**DESCRIPTION OF THE TASK**
Write out all of the data exactly as it appears.

····················

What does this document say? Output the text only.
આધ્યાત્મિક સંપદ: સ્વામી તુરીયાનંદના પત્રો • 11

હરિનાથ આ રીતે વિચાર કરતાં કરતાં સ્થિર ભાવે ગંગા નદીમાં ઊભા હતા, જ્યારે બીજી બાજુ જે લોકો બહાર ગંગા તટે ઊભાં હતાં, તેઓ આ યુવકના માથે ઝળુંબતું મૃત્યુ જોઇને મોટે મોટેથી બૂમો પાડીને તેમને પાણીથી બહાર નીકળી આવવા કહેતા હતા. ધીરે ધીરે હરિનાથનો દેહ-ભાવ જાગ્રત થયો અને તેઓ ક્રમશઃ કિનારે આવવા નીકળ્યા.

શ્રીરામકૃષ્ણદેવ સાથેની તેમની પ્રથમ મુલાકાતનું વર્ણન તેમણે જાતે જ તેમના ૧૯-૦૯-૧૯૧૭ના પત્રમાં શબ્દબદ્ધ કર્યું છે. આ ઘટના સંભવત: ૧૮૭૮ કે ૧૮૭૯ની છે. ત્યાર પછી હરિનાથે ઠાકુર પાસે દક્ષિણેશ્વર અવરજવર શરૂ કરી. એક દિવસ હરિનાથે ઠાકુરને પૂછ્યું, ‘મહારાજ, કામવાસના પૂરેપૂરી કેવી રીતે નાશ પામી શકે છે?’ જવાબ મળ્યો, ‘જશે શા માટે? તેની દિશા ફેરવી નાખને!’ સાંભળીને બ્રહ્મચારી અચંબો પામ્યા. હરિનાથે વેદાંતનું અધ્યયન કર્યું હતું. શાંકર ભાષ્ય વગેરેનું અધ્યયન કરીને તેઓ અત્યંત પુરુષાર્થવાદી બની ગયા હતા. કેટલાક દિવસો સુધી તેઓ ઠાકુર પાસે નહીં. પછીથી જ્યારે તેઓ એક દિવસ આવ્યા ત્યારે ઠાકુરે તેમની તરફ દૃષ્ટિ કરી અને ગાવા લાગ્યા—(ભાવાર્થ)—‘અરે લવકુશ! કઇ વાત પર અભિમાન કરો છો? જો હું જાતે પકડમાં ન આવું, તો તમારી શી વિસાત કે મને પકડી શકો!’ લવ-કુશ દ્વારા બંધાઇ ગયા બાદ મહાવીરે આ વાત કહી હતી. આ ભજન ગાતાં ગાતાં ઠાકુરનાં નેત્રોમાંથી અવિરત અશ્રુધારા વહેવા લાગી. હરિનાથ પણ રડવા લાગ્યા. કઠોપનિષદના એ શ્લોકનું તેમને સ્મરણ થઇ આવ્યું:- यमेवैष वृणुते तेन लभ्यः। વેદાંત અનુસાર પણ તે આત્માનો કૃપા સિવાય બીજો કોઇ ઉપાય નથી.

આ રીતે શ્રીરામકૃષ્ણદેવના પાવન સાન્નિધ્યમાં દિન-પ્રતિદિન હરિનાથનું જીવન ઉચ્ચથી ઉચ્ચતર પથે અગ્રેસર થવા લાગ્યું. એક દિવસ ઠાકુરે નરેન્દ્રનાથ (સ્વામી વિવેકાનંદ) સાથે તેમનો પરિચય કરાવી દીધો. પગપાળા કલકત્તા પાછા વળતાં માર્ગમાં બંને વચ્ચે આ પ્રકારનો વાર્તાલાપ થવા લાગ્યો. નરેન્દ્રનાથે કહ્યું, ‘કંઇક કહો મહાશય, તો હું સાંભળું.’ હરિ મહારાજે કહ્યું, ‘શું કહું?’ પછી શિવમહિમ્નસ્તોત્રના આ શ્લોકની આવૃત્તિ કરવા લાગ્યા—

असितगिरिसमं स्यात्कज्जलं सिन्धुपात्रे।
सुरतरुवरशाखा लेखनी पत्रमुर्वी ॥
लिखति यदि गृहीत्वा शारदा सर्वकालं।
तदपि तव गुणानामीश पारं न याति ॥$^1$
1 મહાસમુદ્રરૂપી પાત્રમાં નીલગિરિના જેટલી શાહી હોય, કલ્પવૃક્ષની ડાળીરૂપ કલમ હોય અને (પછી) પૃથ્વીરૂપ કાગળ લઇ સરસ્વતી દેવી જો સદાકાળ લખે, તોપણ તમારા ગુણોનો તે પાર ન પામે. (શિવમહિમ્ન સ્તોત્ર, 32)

····················

**THE REPLY**
What does this document say? Output the text only.
આધ્યાત્મિક સંપદ: સ્વામી તુરીયાનંદના પત્રો • 11

હરિનાથ આ રીતે વિચાર કરતાં કરતાં સ્થિર ભાવે ગંગા નદીમાં ઊભા હતા, જ્યારે બીજી બાજુ જે લોકો બહાર ગંગા તટે ઊભાં હતાં, તેઓ આ યુવકના માથે ઝળુંબતું મૃત્યુ જોઇને મોટે મોટેથી બૂમો પાડીને તેમને પાણીથી બહાર નીકળી આવવા કહેતા હતા. ધીરે ધીરે હરિનાથનો દેહ-ભાવ જાગ્રત થયો અને તેઓ ક્રમશઃ કિનારે આવવા નીકળ્યા.

શ્રીરામકૃષ્ણદેવ સાથેની તેમની પ્રથમ મુલાકાતનું વર્ણન તેમણે જાતે જ તેમના ૧૯-૦૯-૧૯૧૭ના પત્રમાં શબ્દબદ્ધ કર્યું છે. આ ઘટના સંભવત: ૧૮૭૮ કે ૧૮૭૯ની છે. ત્યાર પછી હરિનાથે ઠાકુર પાસે દક્ષિણેશ્વર અવરજવર શરૂ કરી. એક દિવસ હરિનાથે ઠાકુરને પૂછ્યું, ‘મહારાજ, કામવાસના પૂરેપૂરી કેવી રીતે નાશ પામી શકે છે?’ જવાબ મળ્યો, ‘જશે શા માટે? તેની દિશા ફેરવી નાખને!’ સાંભળીને બ્રહ્મચારી અચંબો પામ્યા. હરિનાથે વેદાંતનું અધ્યયન કર્યું હતું. શાંકર ભાષ્ય વગેરેનું અધ્યયન કરીને તેઓ અત્યંત પુરુષાર્થવાદી બની ગયા હતા. કેટલાક દિવસો સુધી તેઓ ઠાકુર પાસે નહીં. પછીથી જ્યારે તેઓ એક દિવસ આવ્યા ત્યારે ઠાકુરે તેમની તરફ દૃષ્ટિ કરી અને ગાવા લાગ્યા—(ભાવાર્થ)—‘અરે લવકુશ! કઇ વાત પર અભિમાન કરો છો? જો હું જાતે પકડમાં ન આવું, તો તમારી શી વિસાત કે મને પકડી શકો!’ લવ-કુશ દ્વારા બંધાઇ ગયા બાદ મહાવીરે આ વાત કહી હતી. આ ભજન ગાતાં ગાતાં ઠાકુરનાં નેત્રોમાંથી અવિરત અશ્રુધારા વહેવા લાગી. હરિનાથ પણ રડવા લાગ્યા. કઠોપનિષદના એ શ્લોકનું તેમને સ્મરણ થઇ આવ્યું:- यमेवैष वृणुते तेन लभ्यः। વેદાંત અનુસાર પણ તે આત્માનો કૃપા સિવાય બીજો કોઇ ઉપાય નથી.

આ રીતે શ્રીરામકૃષ્ણદેવના પાવન સાન્નિધ્યમાં દિન-પ્રતિદિન હરિનાથનું જીવન ઉચ્ચથી ઉચ્ચતર પથે અગ્રેસર થવા લાગ્યું. એક દિવસ ઠાકુરે નરેન્દ્રનાથ (સ્વામી વિવેકાનંદ) સાથે તેમનો પરિચય કરાવી દીધો. પગપાળા કલકત્તા પાછા વળતાં માર્ગમાં બંને વચ્ચે આ પ્રકારનો વાર્તાલાપ થવા લાગ્યો. નરેન્દ્રનાથે કહ્યું, ‘કંઇક કહો મહાશય, તો હું સાંભળું.’ હરિ મહારાજે કહ્યું, ‘શું કહું?’ પછી શિવમહિમ્નસ્તોત્રના આ શ્લોકની આવૃત્તિ કરવા લાગ્યા—

असितगिरिसमं स्यात्कज्जलं सिन्धुपात्रे।
सुरतरुवरशाखा लेखनी पत्रमुर्वी ॥
लिखति यदि गृहीत्वा शारदा सर्वकालं।
तदपि तव गुणानामीश पारं न याति ॥$^1$
1 મહાસમુદ્રરૂપી પાત્રમાં નીલગિરિના જેટલી શાહી હોય, કલ્પવૃક્ષની ડાળીરૂપ કલમ હોય અને (પછી) પૃથ્વીરૂપ કાગળ લઇ સરસ્વતી દેવી જો સદાકાળ લખે, તોપણ તમારા ગુણોનો તે પાર ન પામે. (શિવમહિમ્ન સ્તોત્ર, 32)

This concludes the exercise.